■ **REQUIRED TASK**: Reproduce the data verbatim from its first line through the line containing "core-course-credits: 4 bbox=[474, 211, 481, 226]", including both of those lines.

-- start of DATA IN THIS EXERCISE --

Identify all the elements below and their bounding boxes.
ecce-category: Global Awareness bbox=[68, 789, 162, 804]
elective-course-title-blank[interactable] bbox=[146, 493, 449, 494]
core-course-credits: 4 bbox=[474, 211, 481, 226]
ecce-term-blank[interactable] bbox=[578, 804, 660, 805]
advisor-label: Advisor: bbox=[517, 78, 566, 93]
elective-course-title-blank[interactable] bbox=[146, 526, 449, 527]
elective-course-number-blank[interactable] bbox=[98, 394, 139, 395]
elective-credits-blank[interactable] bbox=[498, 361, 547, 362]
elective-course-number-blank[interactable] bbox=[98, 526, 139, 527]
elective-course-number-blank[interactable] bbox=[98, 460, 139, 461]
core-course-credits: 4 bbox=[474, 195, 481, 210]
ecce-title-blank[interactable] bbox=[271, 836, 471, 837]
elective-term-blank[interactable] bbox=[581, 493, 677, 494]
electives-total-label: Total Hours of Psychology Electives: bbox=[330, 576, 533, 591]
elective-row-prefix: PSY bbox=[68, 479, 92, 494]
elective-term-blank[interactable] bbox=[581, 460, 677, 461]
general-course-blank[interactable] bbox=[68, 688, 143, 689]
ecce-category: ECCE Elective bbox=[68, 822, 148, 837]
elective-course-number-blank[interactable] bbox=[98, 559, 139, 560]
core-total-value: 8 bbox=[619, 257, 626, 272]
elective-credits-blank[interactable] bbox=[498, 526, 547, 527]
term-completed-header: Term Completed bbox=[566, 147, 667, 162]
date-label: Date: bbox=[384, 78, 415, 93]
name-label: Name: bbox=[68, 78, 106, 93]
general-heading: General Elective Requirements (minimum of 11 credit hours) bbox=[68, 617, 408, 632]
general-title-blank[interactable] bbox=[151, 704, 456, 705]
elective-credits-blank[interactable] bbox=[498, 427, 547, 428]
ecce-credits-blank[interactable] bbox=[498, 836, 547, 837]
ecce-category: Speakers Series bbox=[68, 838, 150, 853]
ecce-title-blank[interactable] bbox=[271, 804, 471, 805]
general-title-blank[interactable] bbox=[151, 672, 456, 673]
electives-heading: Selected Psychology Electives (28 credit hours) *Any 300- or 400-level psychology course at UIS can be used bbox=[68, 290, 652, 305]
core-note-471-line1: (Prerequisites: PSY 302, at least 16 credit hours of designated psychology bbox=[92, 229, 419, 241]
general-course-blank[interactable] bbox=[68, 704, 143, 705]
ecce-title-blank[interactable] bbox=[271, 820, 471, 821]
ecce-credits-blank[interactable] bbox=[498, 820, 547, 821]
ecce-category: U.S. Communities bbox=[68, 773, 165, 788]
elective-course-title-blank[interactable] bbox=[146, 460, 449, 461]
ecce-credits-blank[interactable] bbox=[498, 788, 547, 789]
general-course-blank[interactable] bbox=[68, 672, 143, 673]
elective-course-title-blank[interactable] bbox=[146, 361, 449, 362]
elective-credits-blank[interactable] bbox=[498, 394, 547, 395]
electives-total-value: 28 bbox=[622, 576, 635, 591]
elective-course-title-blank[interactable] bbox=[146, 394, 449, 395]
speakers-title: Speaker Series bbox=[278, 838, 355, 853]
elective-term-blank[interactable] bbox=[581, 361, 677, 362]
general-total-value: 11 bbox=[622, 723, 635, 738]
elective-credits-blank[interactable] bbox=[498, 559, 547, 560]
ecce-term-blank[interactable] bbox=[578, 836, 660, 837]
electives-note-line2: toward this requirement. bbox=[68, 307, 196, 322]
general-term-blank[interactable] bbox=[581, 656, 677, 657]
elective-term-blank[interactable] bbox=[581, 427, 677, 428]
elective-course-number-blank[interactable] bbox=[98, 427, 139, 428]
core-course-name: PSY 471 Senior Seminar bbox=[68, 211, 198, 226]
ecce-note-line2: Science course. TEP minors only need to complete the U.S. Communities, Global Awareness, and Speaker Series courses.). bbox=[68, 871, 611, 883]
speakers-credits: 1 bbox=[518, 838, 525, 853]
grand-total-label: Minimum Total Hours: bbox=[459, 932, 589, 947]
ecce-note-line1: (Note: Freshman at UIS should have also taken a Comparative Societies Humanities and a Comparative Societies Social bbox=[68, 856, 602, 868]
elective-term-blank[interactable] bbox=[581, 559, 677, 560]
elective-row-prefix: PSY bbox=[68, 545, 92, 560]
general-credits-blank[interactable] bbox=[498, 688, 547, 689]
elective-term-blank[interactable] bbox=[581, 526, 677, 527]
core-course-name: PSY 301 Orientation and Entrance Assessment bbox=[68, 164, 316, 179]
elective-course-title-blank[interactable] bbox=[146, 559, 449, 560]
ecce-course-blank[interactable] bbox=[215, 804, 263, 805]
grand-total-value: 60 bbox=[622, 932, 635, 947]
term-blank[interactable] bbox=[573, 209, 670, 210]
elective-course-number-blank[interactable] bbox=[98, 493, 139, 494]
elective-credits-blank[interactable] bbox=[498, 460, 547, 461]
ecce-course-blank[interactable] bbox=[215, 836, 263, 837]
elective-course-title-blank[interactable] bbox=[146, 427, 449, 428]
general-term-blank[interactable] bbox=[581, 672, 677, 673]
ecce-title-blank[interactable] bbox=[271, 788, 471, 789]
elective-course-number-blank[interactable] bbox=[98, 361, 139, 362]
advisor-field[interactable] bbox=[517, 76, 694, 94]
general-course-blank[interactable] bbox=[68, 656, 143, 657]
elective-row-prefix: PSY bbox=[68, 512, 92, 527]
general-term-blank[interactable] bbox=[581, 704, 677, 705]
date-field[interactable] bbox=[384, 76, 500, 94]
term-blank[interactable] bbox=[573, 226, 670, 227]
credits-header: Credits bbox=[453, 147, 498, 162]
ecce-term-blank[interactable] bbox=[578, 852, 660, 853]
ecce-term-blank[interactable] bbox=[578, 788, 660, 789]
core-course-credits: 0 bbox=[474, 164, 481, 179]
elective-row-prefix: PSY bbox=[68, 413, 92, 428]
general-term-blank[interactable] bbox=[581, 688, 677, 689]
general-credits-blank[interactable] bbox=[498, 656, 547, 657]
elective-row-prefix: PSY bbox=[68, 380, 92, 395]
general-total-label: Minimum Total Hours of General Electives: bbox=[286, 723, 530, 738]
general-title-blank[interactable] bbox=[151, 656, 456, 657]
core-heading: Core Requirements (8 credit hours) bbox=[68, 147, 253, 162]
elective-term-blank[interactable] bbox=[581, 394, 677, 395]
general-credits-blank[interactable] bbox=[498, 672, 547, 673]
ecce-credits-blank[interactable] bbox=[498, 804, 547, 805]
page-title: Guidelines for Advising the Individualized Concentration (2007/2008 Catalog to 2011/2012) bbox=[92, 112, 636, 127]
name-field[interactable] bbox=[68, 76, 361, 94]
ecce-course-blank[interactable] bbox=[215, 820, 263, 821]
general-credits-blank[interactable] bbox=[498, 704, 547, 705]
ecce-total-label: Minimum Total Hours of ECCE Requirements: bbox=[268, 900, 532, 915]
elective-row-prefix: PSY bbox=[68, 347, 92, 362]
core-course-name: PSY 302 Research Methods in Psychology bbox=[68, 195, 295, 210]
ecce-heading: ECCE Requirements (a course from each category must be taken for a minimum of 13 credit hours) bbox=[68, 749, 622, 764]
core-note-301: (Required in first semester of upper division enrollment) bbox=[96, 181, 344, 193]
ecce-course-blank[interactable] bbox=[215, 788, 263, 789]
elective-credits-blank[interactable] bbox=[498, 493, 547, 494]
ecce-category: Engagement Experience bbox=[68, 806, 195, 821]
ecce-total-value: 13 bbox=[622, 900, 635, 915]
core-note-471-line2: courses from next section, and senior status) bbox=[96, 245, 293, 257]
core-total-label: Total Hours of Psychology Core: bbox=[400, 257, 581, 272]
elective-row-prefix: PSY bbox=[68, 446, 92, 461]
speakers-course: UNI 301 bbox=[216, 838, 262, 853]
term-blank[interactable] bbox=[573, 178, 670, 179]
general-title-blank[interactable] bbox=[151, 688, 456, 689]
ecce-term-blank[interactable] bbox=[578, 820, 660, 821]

-- end of DATA IN THIS EXERCISE --

■ **RESPONSE TO THE EXERCISE**:
Identify all the elements below and their bounding boxes.
ecce-category: Global Awareness bbox=[68, 789, 162, 804]
elective-course-title-blank[interactable] bbox=[146, 493, 449, 494]
core-course-credits: 4 bbox=[474, 211, 481, 226]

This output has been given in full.